Print all the data below exactly, without images.

** Data for this task follows **

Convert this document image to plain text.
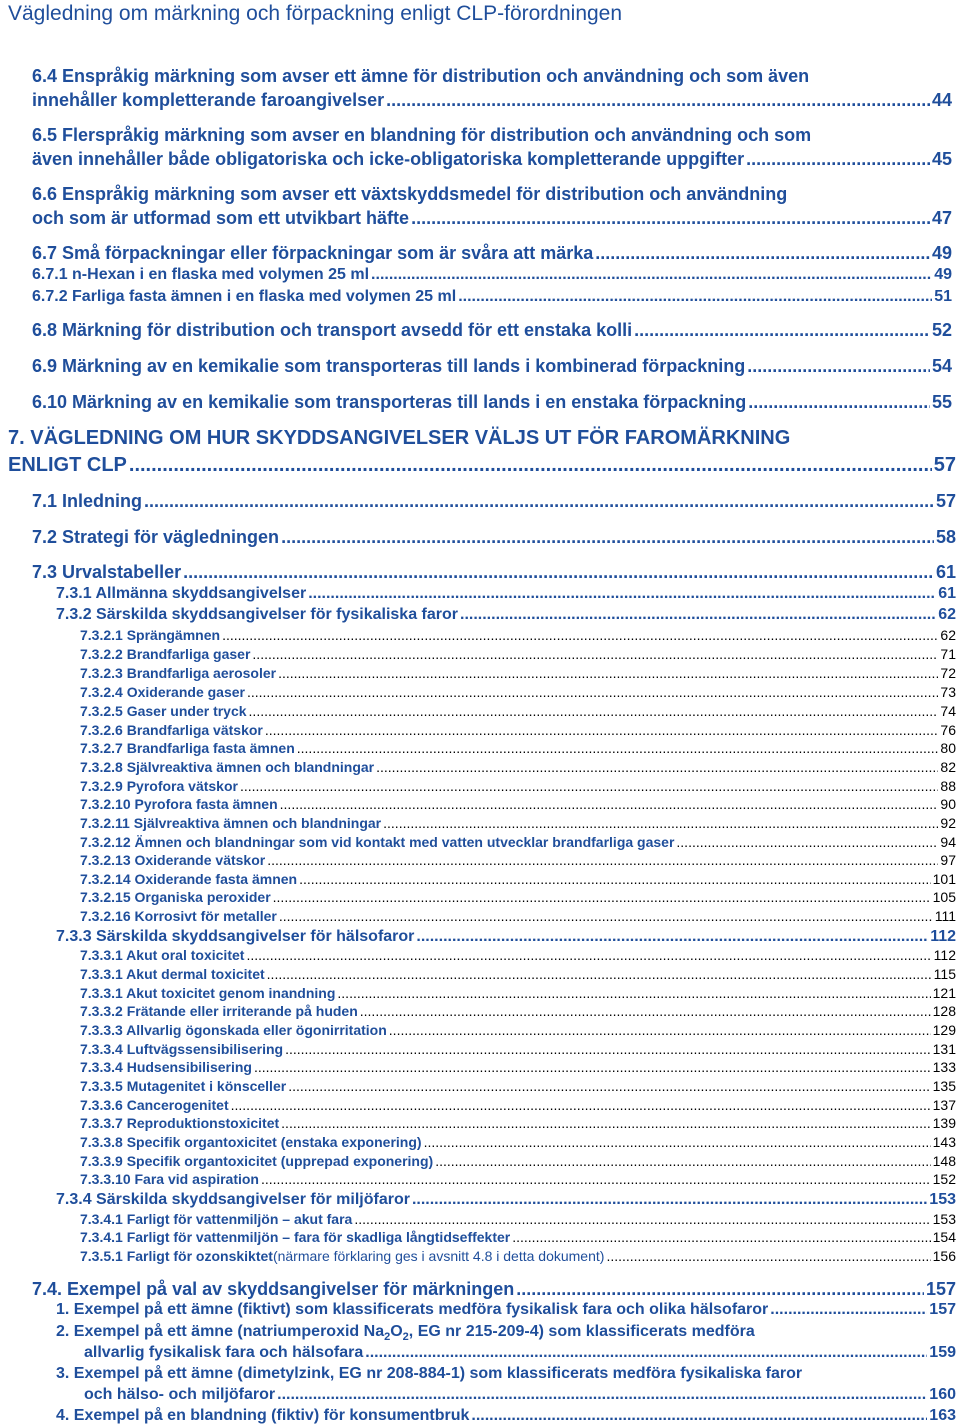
Vägledning om märkning och förpackning enligt CLP-förordningen
6.4 Enspråkig märkning som avser ett ämne för distribution och användning och som även
innehåller kompletterande faroangivelser .....	44
6.5 Flerspråkig märkning som avser en blandning för distribution och användning och som
även innehåller både obligatoriska och icke-obligatoriska kompletterande uppgifter .....	45
6.6 Enspråkig märkning som avser ett växtskyddsmedel för distribution och användning
och som är utformad som ett utvikbart häfte .....	47
6.7 Små förpackningar eller förpackningar som är svåra att märka .....	49
6.7.1 n-Hexan i en flaska med volymen 25 ml .....	49
6.7.2 Farliga fasta ämnen i en flaska med volymen 25 ml .....	51
6.8 Märkning för distribution och transport avsedd för ett enstaka kolli .....	52
6.9 Märkning av en kemikalie som transporteras till lands i kombinerad förpackning .....	54
6.10 Märkning av en kemikalie som transporteras till lands i en enstaka förpackning .....	55
7. VÄGLEDNING OM HUR SKYDDSANGIVELSER VÄLJS UT FÖR FAROMÄRKNING
ENLIGT CLP .....	57
7.1 Inledning .....	57
7.2 Strategi för vägledningen .....	58
7.3 Urvalstabeller .....	61
7.3.1 Allmänna skyddsangivelser .....	61
7.3.2 Särskilda skyddsangivelser för fysikaliska faror .....	62
7.3.2.1 Sprängämnen .....	62
7.3.2.2 Brandfarliga gaser .....	71
7.3.2.3 Brandfarliga aerosoler .....	72
7.3.2.4 Oxiderande gaser .....	73
7.3.2.5 Gaser under tryck .....	74
7.3.2.6 Brandfarliga vätskor .....	76
7.3.2.7 Brandfarliga fasta ämnen .....	80
7.3.2.8 Självreaktiva ämnen och blandningar .....	82
7.3.2.9 Pyrofora vätskor .....	88
7.3.2.10 Pyrofora fasta ämnen .....	90
7.3.2.11 Självreaktiva ämnen och blandningar .....	92
7.3.2.12 Ämnen och blandningar som vid kontakt med vatten utvecklar brandfarliga gaser .....	94
7.3.2.13 Oxiderande vätskor .....	97
7.3.2.14 Oxiderande fasta ämnen .....	101
7.3.2.15 Organiska peroxider .....	105
7.3.2.16 Korrosivt för metaller .....	111
7.3.3 Särskilda skyddsangivelser för hälsofaror .....	112
7.3.3.1 Akut oral toxicitet .....	112
7.3.3.1 Akut dermal toxicitet .....	115
7.3.3.1 Akut toxicitet genom inandning .....	121
7.3.3.2 Frätande eller irriterande på huden .....	128
7.3.3.3 Allvarlig ögonskada eller ögonirritation .....	129
7.3.3.4 Luftvägssensibilisering .....	131
7.3.3.4 Hudsensibilisering .....	133
7.3.3.5 Mutagenitet i könsceller .....	135
7.3.3.6 Cancerogenitet .....	137
7.3.3.7 Reproduktionstoxicitet .....	139
7.3.3.8 Specifik organtoxicitet (enstaka exponering) .....	143
7.3.3.9 Specifik organtoxicitet (upprepad exponering) .....	148
7.3.3.10 Fara vid aspiration .....	152
7.3.4 Särskilda skyddsangivelser för miljöfaror .....	153
7.3.4.1 Farligt för vattenmiljön – akut fara .....	153
7.3.4.1 Farligt för vattenmiljön – fara för skadliga långtidseffekter .....	154
7.3.5.1 Farligt för ozonskiktet (närmare förklaring ges i avsnitt 4.8 i detta dokument) .....	156
7.4. Exempel på val av skyddsangivelser för märkningen .....	157
1. Exempel på ett ämne (fiktivt) som klassificerats medföra fysikalisk fara och olika hälsofaror .....	157
2. Exempel på ett ämne (natriumperoxid $Na_2O_2$, EG nr 215-209-4) som klassificerats medföra
allvarlig fysikalisk fara och hälsofara .....	159
3. Exempel på ett ämne (dimetylzink, EG nr 208-884-1) som klassificerats medföra fysikaliska faror
och hälso- och miljöfaror .....	160
4. Exempel på en blandning (fiktiv) för konsumentbruk .....	163
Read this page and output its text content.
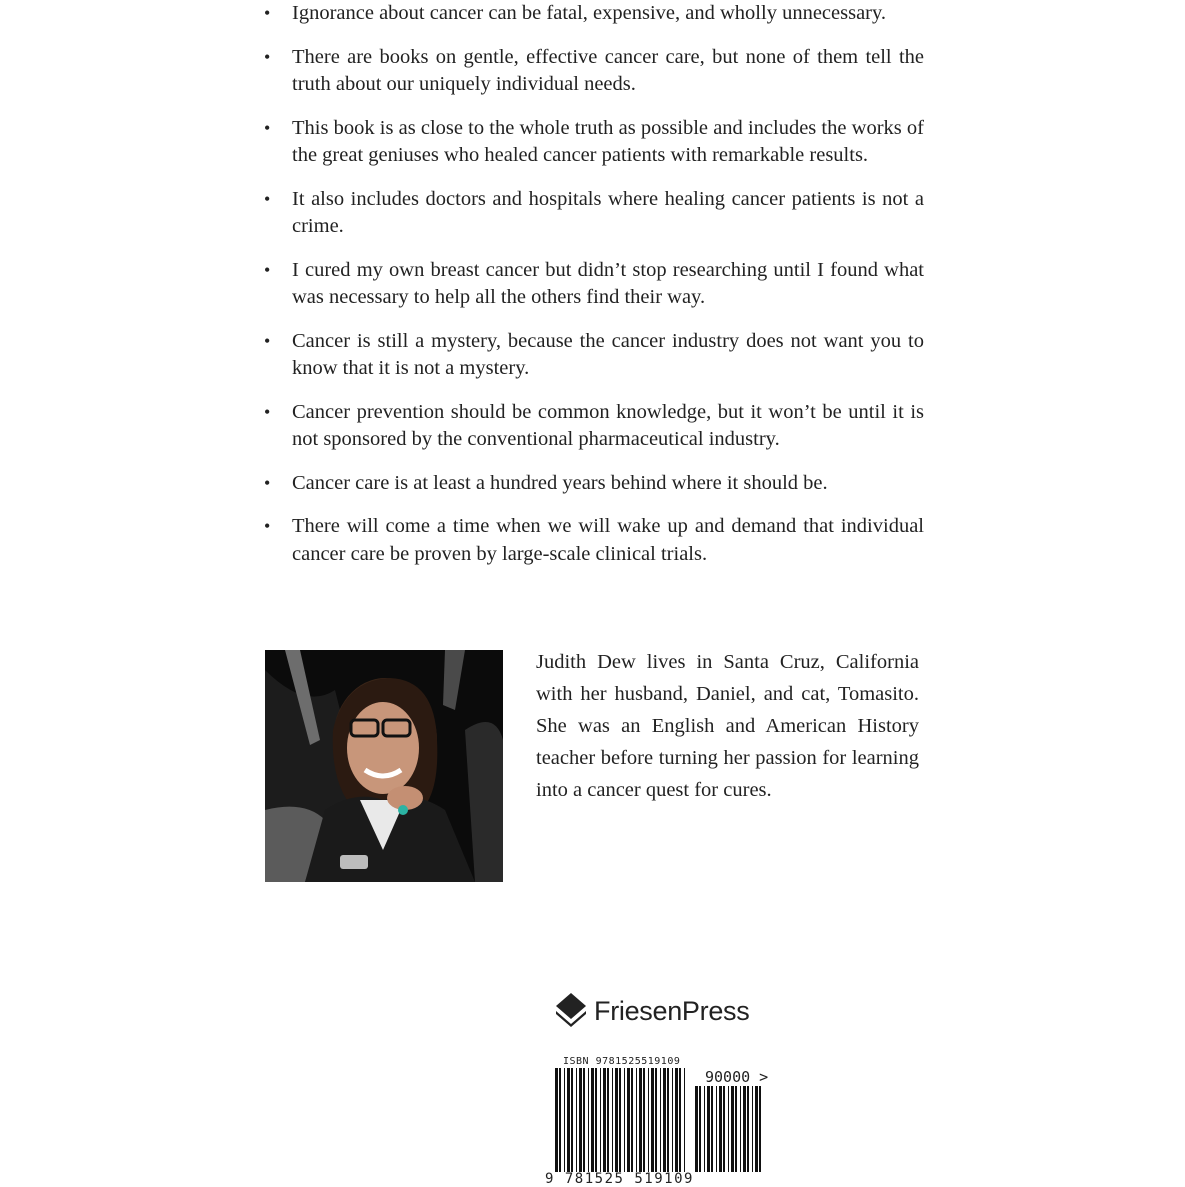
• Ignorance about cancer can be fatal, expensive, and wholly unnecessary.
• There are books on gentle, effective cancer care, but none of them tell the truth about our uniquely individual needs.
• This book is as close to the whole truth as possible and includes the works of the great geniuses who healed cancer patients with remarkable results.
• It also includes doctors and hospitals where healing cancer patients is not a crime.
• I cured my own breast cancer but didn’t stop researching until I found what was necessary to help all the others find their way.
• Cancer is still a mystery, because the cancer industry does not want you to know that it is not a mystery.
• Cancer prevention should be common knowledge, but it won’t be until it is not sponsored by the conventional pharmaceutical industry.
• Cancer care is at least a hundred years behind where it should be.
• There will come a time when we will wake up and demand that individual cancer care be proven by large-scale clinical trials.

Judith Dew lives in Santa Cruz, California with her husband, Daniel, and cat, Tomasito. She was an English and American History teacher before turning her passion for learning into a cancer quest for cures.

FriesenPress
ISBN 9781525519109
90000 >
9 781525 519109
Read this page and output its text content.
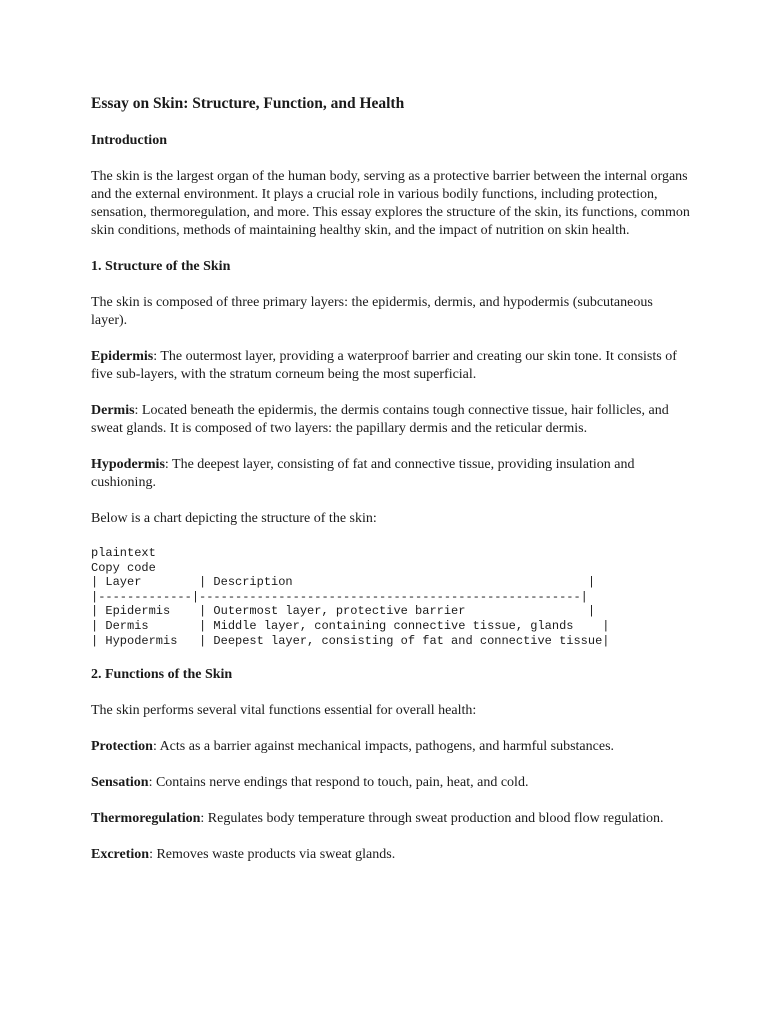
Essay on Skin: Structure, Function, and Health
Introduction

The skin is the largest organ of the human body, serving as a protective barrier between the internal organs and the external environment. It plays a crucial role in various bodily functions, including protection, sensation, thermoregulation, and more. This essay explores the structure of the skin, its functions, common skin conditions, methods of maintaining healthy skin, and the impact of nutrition on skin health.

1. Structure of the Skin

The skin is composed of three primary layers: the epidermis, dermis, and hypodermis (subcutaneous layer).

Epidermis: The outermost layer, providing a waterproof barrier and creating our skin tone. It consists of five sub-layers, with the stratum corneum being the most superficial.

Dermis: Located beneath the epidermis, the dermis contains tough connective tissue, hair follicles, and sweat glands. It is composed of two layers: the papillary dermis and the reticular dermis.

Hypodermis: The deepest layer, consisting of fat and connective tissue, providing insulation and cushioning.

Below is a chart depicting the structure of the skin:

plaintext
Copy code
| Layer        | Description                                         |
|-------------|-----------------------------------------------------|
| Epidermis    | Outermost layer, protective barrier                 |
| Dermis       | Middle layer, containing connective tissue, glands    |
| Hypodermis   | Deepest layer, consisting of fat and connective tissue|
2. Functions of the Skin

The skin performs several vital functions essential for overall health:

Protection: Acts as a barrier against mechanical impacts, pathogens, and harmful substances.

Sensation: Contains nerve endings that respond to touch, pain, heat, and cold.

Thermoregulation: Regulates body temperature through sweat production and blood flow regulation.

Excretion: Removes waste products via sweat glands.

** End of Data for this task **

Expected output
Convert this document image to plain text.
Vägledning om märkning och förpackning enligt CLP-förordningen
6.4 Enspråkig märkning som avser ett ämne för distribution och användning och som även
innehåller kompletterande faroangivelser .....	44
6.5 Flerspråkig märkning som avser en blandning för distribution och användning och som
även innehåller både obligatoriska och icke-obligatoriska kompletterande uppgifter .....	45
6.6 Enspråkig märkning som avser ett växtskyddsmedel för distribution och användning
och som är utformad som ett utvikbart häfte .....	47
6.7 Små förpackningar eller förpackningar som är svåra att märka .....	49
6.7.1 n-Hexan i en flaska med volymen 25 ml .....	49
6.7.2 Farliga fasta ämnen i en flaska med volymen 25 ml .....	51
6.8 Märkning för distribution och transport avsedd för ett enstaka kolli .....	52
6.9 Märkning av en kemikalie som transporteras till lands i kombinerad förpackning .....	54
6.10 Märkning av en kemikalie som transporteras till lands i en enstaka förpackning .....	55
7. VÄGLEDNING OM HUR SKYDDSANGIVELSER VÄLJS UT FÖR FAROMÄRKNING
ENLIGT CLP .....	57
7.1 Inledning .....	57
7.2 Strategi för vägledningen .....	58
7.3 Urvalstabeller .....	61
7.3.1 Allmänna skyddsangivelser .....	61
7.3.2 Särskilda skyddsangivelser för fysikaliska faror .....	62
7.3.2.1 Sprängämnen .....	62
7.3.2.2 Brandfarliga gaser .....	71
7.3.2.3 Brandfarliga aerosoler .....	72
7.3.2.4 Oxiderande gaser .....	73
7.3.2.5 Gaser under tryck .....	74
7.3.2.6 Brandfarliga vätskor .....	76
7.3.2.7 Brandfarliga fasta ämnen .....	80
7.3.2.8 Självreaktiva ämnen och blandningar .....	82
7.3.2.9 Pyrofora vätskor .....	88
7.3.2.10 Pyrofora fasta ämnen .....	90
7.3.2.11 Självreaktiva ämnen och blandningar .....	92
7.3.2.12 Ämnen och blandningar som vid kontakt med vatten utvecklar brandfarliga gaser .....	94
7.3.2.13 Oxiderande vätskor .....	97
7.3.2.14 Oxiderande fasta ämnen .....	101
7.3.2.15 Organiska peroxider .....	105
7.3.2.16 Korrosivt för metaller .....	111
7.3.3 Särskilda skyddsangivelser för hälsofaror .....	112
7.3.3.1 Akut oral toxicitet .....	112
7.3.3.1 Akut dermal toxicitet .....	115
7.3.3.1 Akut toxicitet genom inandning .....	121
7.3.3.2 Frätande eller irriterande på huden .....	128
7.3.3.3 Allvarlig ögonskada eller ögonirritation .....	129
7.3.3.4 Luftvägssensibilisering .....	131
7.3.3.4 Hudsensibilisering .....	133
7.3.3.5 Mutagenitet i könsceller .....	135
7.3.3.6 Cancerogenitet .....	137
7.3.3.7 Reproduktionstoxicitet .....	139
7.3.3.8 Specifik organtoxicitet (enstaka exponering) .....	143
7.3.3.9 Specifik organtoxicitet (upprepad exponering) .....	148
7.3.3.10 Fara vid aspiration .....	152
7.3.4 Särskilda skyddsangivelser för miljöfaror .....	153
7.3.4.1 Farligt för vattenmiljön – akut fara .....	153
7.3.4.1 Farligt för vattenmiljön – fara för skadliga långtidseffekter .....	154
7.3.5.1 Farligt för ozonskiktet (närmare förklaring ges i avsnitt 4.8 i detta dokument) .....	156
7.4. Exempel på val av skyddsangivelser för märkningen .....	157
1. Exempel på ett ämne (fiktivt) som klassificerats medföra fysikalisk fara och olika hälsofaror .....	157
2. Exempel på ett ämne (natriumperoxid $Na_2O_2$, EG nr 215-209-4) som klassificerats medföra
allvarlig fysikalisk fara och hälsofara .....	159
3. Exempel på ett ämne (dimetylzink, EG nr 208-884-1) som klassificerats medföra fysikaliska faror
och hälso- och miljöfaror .....	160
4. Exempel på en blandning (fiktiv) för konsumentbruk .....	163
Read this page and output its text content.
• Ignorance about cancer can be fatal, expensive, and wholly unnecessary.
• There are books on gentle, effective cancer care, but none of them tell the truth about our uniquely individual needs.
• This book is as close to the whole truth as possible and includes the works of the great geniuses who healed cancer patients with remarkable results.
• It also includes doctors and hospitals where healing cancer patients is not a crime.
• I cured my own breast cancer but didn’t stop researching until I found what was necessary to help all the others find their way.
• Cancer is still a mystery, because the cancer industry does not want you to know that it is not a mystery.
• Cancer prevention should be common knowledge, but it won’t be until it is not sponsored by the conventional pharmaceutical industry.
• Cancer care is at least a hundred years behind where it should be.
• There will come a time when we will wake up and demand that individual cancer care be proven by large-scale clinical trials.

Judith Dew lives in Santa Cruz, California with her husband, Daniel, and cat, Tomasito. She was an English and American History teacher before turning her passion for learning into a cancer quest for cures.

FriesenPress
ISBN 9781525519109
90000 >
9 781525 519109
Read this page and output its text content.
Essay on Skin: Structure, Function, and Health
Introduction

The skin is the largest organ of the human body, serving as a protective barrier between the internal organs and the external environment. It plays a crucial role in various bodily functions, including protection, sensation, thermoregulation, and more. This essay explores the structure of the skin, its functions, common skin conditions, methods of maintaining healthy skin, and the impact of nutrition on skin health.

1. Structure of the Skin

The skin is composed of three primary layers: the epidermis, dermis, and hypodermis (subcutaneous layer).

Epidermis: The outermost layer, providing a waterproof barrier and creating our skin tone. It consists of five sub-layers, with the stratum corneum being the most superficial.

Dermis: Located beneath the epidermis, the dermis contains tough connective tissue, hair follicles, and sweat glands. It is composed of two layers: the papillary dermis and the reticular dermis.

Hypodermis: The deepest layer, consisting of fat and connective tissue, providing insulation and cushioning.

Below is a chart depicting the structure of the skin:

plaintext
Copy code
| Layer        | Description                                         |
|-------------|-----------------------------------------------------|
| Epidermis    | Outermost layer, protective barrier                 |
| Dermis       | Middle layer, containing connective tissue, glands    |
| Hypodermis   | Deepest layer, consisting of fat and connective tissue|
2. Functions of the Skin

The skin performs several vital functions essential for overall health:

Protection: Acts as a barrier against mechanical impacts, pathogens, and harmful substances.

Sensation: Contains nerve endings that respond to touch, pain, heat, and cold.

Thermoregulation: Regulates body temperature through sweat production and blood flow regulation.

Excretion: Removes waste products via sweat glands.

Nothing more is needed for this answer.